Germany's economy ministry revealed in late November that it had drafted an amendment to the Foreign Trade Regulation that would allow the German government to review and, determined appropriate, to block acquisitions of "critical technology" companies in Germany by non-EU acquirers. Observers almost immediately linked Chinese corporate buyers to this manoeuvre, as this seems a plan to tighten rules on non-EU takeovers of hi-tech firms, against a backdrop of growing alarm about Chinese firms buying up core German technologies.
Back in 2016, the high-profile takeover of Kuka by Chinese manufacturer Midea piqued concerns about control of some of Germany’s vital technologies being shifted to Beijing. The German government has now responded by taking closer control of acquisitions by non-EU firms and strengthening its veto powers, which allows the government to review purchases of stakes as low as 10% in certain tech companies, down from 25% previously.
During a visit to Berlin in July 2018, Chinese Prime Minister Li Keqiang stressed that Chinese firms merely wanted to learn from German experiences and technologies and do not threaten Germany’s national security. However, concerns seem to continue - "It's not about banning acquisitions, but about being able to look at them more closely in cases where it concerns critical technologies," Germany's economy ministry said in a statement in November.
Nevertheless, Germany’s recent move will inevitably have some impact on Chinese acquisitions in the technology sector. It remains to be seen how potential Chinese buyers may adjust their strategy in response.
SFC issues circular to licensed corporations on the use of external electronic data storage
In response to the frequently asked questions about the use of external electronic data storage providers (EDSPs), on 31 October 2019 Hong Kong’s Securities and Futures Commission (SFC) issued a circular to licensed corporations (LCs), offering guidance for LCs on the commonly raised questions.
The Circular addresses detailed requirements for LCs that exclusively rely on EDSPs for the storage of Regulatory Records. Notably, when electronic data storage is outsourced, potential compliance issues arise under the Securities and Futures Ordinance (SFO). It is now clear that LCs should seek approval when engaging EDSPs. The circular also confirms broader principles and its expectations for mitigation of cyber and operational risks.

◆ LISTED RECORDS
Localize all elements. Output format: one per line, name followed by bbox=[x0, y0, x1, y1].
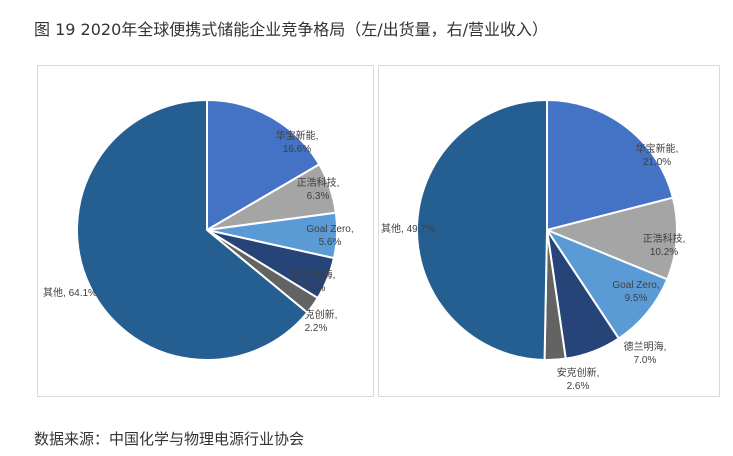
slice-label: 正浩科技, 6.3% bbox=[297, 176, 340, 202]
pie-slice bbox=[76, 98, 309, 361]
pie-slice bbox=[544, 227, 669, 340]
pie-slice bbox=[206, 98, 321, 232]
slice-label: 其他, 64.1% bbox=[43, 286, 97, 299]
slice-label: 华宝新能, 16.6% bbox=[276, 129, 319, 155]
slice-label: 德兰明海, 7.0% bbox=[624, 340, 667, 366]
slice-label: 正浩科技, 10.2% bbox=[643, 232, 686, 258]
pie-slice bbox=[546, 98, 675, 232]
slice-label: 华宝新能, 21.0% bbox=[636, 142, 679, 168]
slice-label: 其他, 49.7% bbox=[381, 222, 435, 235]
slice-label: 德兰明海, 5.3% bbox=[293, 268, 336, 294]
slice-label: 安克创新, 2.6% bbox=[557, 366, 600, 392]
pie-slice bbox=[416, 98, 548, 361]
source-note: 数据来源：中国化学与物理电源行业协会 bbox=[34, 430, 305, 448]
slice-label: Goal Zero, 9.5% bbox=[612, 280, 659, 304]
figure-title: 图 19 2020年全球便携式储能企业竞争格局（左/出货量，右/营业收入） bbox=[34, 20, 549, 39]
slice-label: Goal Zero, 5.6% bbox=[306, 224, 353, 248]
pie-slice bbox=[543, 196, 678, 281]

◆ WHAT TO DO
a) Duplicate the regulatory news text from "SFC issues circular" up to and including "commonly raised questions.".
b) Pick up the regulatory news text after its last sentence and keep writing it.
The data shown above plays no part here.

◆ ANSWERS BELOW
a)
SFC issues circular to licensed corporations on the use of external electronic data storage
In response to the frequently asked questions about the use of external electronic data storage providers (EDSPs), on 31 October 2019 Hong Kong’s Securities and Futures Commission (SFC) issued a circular to licensed corporations (LCs), offering guidance for LCs on the commonly raised questions.

b)
While the SFC has not set a deadline for compliance with these expectations, LCs are reminded to review their use of external electronic data storage to avoid violation. If an LC is already keeping regulatory records exclusively with an EDSP, it should notify the SFC without undue delay and apply for approval under the SFO.
With this new guideline in position, Hong Kong has taken a step forward approaching a more advanced system for cybersecurity and data protection.
China circulates draft Foreign Investment Law for public consultation
In November 2019, China released draft implementations regulations for the new Foreign Investment Law. The draft regulations, if enacted, will come into force on 1 January 2020. It came as a much anticipated document as many were hoping for guidelines and regulations to address the long-expressed concerns of foreign investors in China. These concerns include forced technology transfers, profit repatriation, and trade secrets.
Although criticized by the US-China Business Council to be overly light on details and containing “language that is unlikely to be enough to allow equal participation for foreign companies”, the draft still meets the general expectations by tackling critical problems. Notable clauses touch upon thorny issues, including punitive damages for the infringement of IP rights, protection of trade secrets, a ban on the forced transfer of technology, free remittance by foreign employees, and profit-sharing and the surplus property distribution. The draft also aims to improve communication channels between government departments and foreign businesses to create a more transparent business landscape.
Under the mounting pressure to make China stay as an attractive market to foreign investors, the regulations mark the country’s real efforts to clear up doubts and concerns.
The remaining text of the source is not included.